--- BEGIN ---
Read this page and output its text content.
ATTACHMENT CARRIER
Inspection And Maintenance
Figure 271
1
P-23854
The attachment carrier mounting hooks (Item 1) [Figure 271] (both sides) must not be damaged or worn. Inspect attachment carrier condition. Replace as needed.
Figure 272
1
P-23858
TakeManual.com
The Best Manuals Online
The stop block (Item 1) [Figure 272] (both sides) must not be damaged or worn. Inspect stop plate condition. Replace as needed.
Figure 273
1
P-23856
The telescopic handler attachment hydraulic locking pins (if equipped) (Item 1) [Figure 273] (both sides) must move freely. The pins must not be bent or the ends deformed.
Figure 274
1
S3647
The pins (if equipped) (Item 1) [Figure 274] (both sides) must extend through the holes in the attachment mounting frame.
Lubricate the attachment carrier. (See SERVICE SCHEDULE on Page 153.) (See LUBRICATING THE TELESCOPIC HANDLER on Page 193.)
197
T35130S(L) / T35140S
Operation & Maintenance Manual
--- END ---
**What is required:** Write down every line of the data above that includes the string "Maintenance".

**The result:**
Inspection And Maintenance
Operation & Maintenance Manual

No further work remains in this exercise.